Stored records
|---|

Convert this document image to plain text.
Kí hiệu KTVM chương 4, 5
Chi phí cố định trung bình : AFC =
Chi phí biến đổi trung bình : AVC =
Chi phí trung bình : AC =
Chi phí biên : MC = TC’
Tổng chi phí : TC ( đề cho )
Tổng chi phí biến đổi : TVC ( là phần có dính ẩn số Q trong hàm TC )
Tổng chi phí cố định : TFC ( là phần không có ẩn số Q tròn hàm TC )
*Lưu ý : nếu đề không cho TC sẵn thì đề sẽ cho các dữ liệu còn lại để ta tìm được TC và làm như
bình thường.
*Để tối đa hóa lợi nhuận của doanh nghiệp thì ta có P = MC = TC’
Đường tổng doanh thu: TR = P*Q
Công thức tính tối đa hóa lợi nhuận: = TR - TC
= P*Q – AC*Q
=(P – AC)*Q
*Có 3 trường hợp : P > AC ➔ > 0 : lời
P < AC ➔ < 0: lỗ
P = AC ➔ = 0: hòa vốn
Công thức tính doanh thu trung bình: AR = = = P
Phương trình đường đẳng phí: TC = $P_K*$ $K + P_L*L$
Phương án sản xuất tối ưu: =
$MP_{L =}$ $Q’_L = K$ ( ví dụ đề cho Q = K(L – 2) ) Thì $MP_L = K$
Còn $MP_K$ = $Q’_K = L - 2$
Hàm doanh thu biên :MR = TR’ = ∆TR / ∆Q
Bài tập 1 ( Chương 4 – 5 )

|---|

List every line above containing the word "thức".

Công thức tính tối đa hóa lợi nhuận: = TR - TC
Công thức tính doanh thu trung bình: AR = = = P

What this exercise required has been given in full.